■ **Problem requirements**: Copy each line of the data below with the word "thích".

Saved entries:

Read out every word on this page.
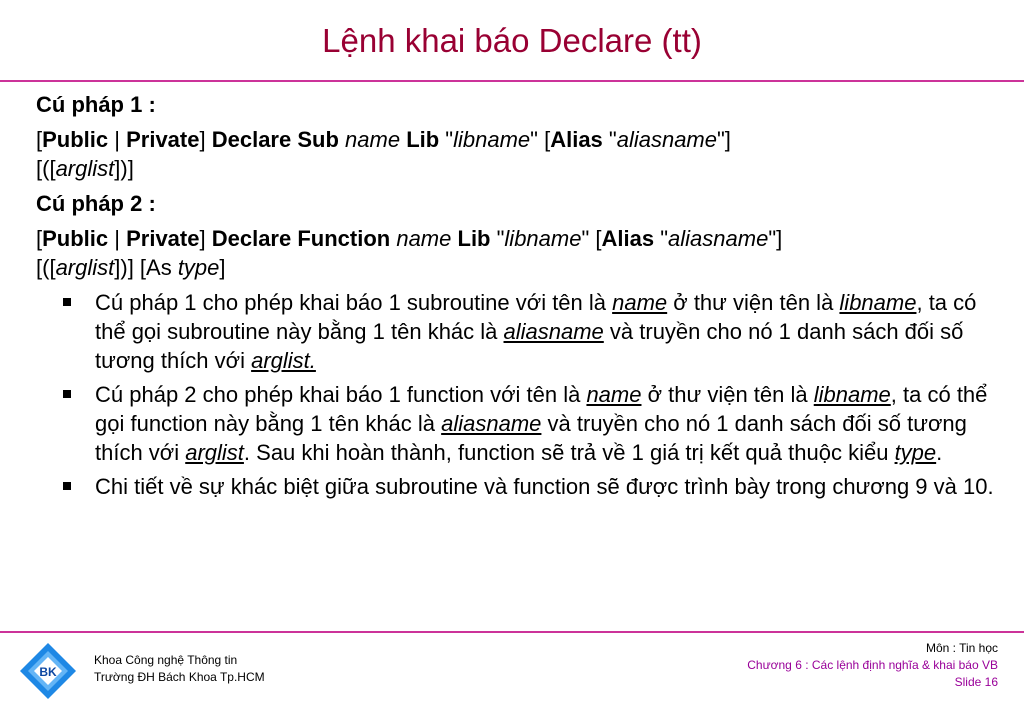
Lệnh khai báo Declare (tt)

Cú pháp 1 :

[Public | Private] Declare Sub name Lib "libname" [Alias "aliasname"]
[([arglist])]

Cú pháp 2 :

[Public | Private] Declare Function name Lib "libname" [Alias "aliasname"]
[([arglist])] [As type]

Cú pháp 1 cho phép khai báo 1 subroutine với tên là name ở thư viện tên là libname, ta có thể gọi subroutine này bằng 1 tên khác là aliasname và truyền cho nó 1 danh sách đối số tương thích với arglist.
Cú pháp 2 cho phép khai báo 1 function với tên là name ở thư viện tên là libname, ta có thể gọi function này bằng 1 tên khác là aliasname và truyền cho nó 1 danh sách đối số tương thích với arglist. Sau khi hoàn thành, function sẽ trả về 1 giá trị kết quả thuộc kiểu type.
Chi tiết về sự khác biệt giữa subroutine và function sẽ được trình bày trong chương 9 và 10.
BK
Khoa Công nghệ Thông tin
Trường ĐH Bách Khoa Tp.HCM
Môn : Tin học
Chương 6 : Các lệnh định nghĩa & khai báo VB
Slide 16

--

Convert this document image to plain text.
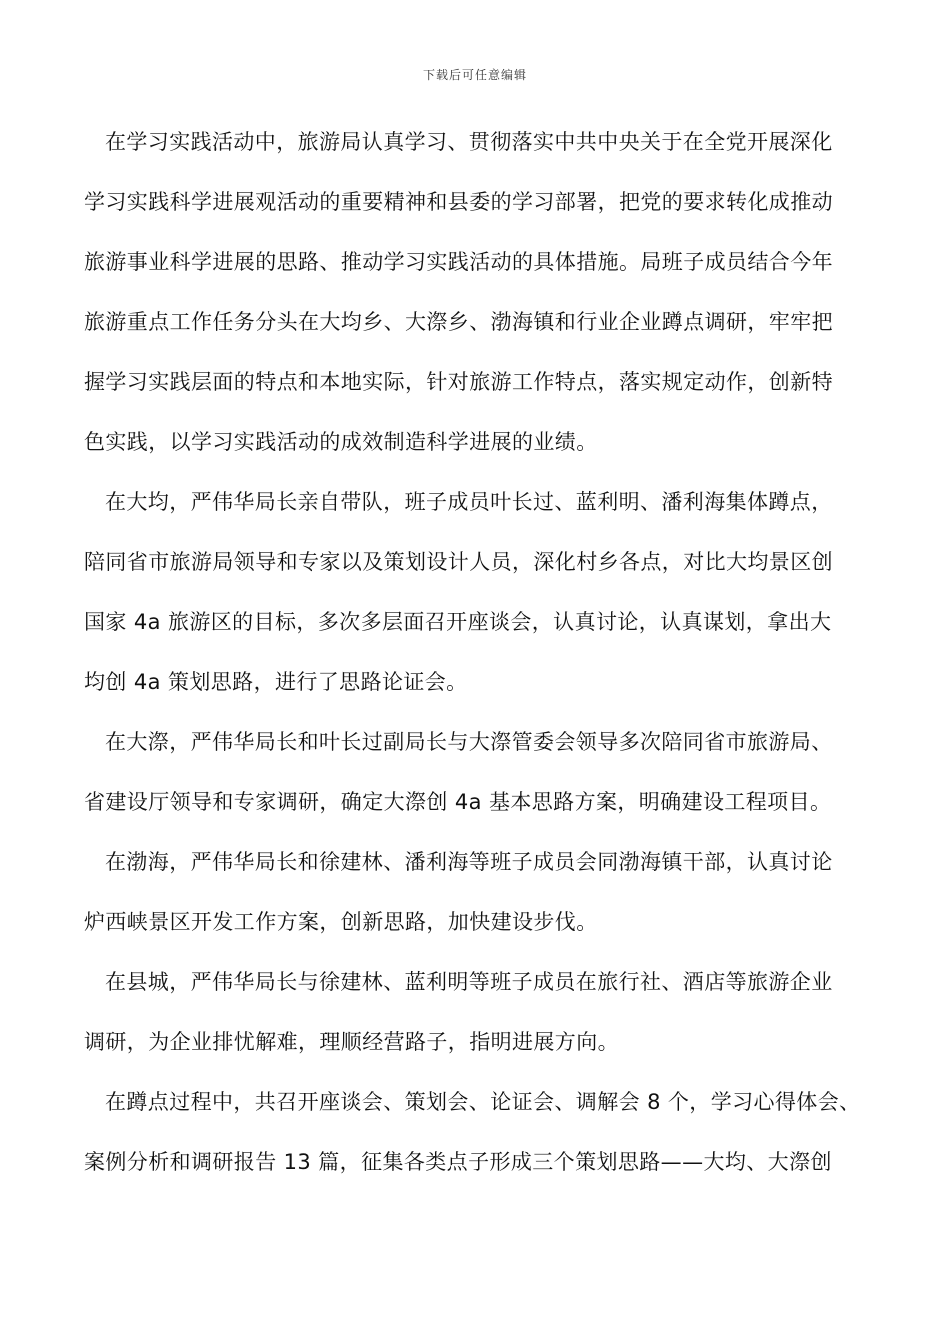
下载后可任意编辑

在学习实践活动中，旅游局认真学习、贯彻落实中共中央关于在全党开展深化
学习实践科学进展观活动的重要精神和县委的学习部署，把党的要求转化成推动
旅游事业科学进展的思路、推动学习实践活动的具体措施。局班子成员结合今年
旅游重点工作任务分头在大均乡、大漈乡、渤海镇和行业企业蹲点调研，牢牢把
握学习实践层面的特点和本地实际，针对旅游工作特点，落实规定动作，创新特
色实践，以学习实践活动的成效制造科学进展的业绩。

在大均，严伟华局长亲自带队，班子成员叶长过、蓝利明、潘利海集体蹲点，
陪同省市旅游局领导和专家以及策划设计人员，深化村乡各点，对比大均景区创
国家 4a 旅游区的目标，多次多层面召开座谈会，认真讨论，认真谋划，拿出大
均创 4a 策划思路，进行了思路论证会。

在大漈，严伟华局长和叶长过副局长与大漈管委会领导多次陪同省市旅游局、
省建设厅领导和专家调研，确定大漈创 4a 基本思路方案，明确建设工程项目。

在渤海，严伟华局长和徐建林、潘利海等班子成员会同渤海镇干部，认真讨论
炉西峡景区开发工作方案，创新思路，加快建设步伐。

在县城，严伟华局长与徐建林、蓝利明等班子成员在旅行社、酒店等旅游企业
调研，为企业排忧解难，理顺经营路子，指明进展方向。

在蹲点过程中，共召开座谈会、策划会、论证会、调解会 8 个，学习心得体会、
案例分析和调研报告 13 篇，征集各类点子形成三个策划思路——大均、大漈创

■ **Correct result**:
Cú pháp 1 cho phép khai báo 1 subroutine với tên là name ở thư viện tên là libname, ta có thể gọi subroutine này bằng 1 tên khác là aliasname và truyền cho nó 1 danh sách đối số tương thích với arglist.
Cú pháp 2 cho phép khai báo 1 function với tên là name ở thư viện tên là libname, ta có thể gọi function này bằng 1 tên khác là aliasname và truyền cho nó 1 danh sách đối số tương thích với arglist. Sau khi hoàn thành, function sẽ trả về 1 giá trị kết quả thuộc kiểu type.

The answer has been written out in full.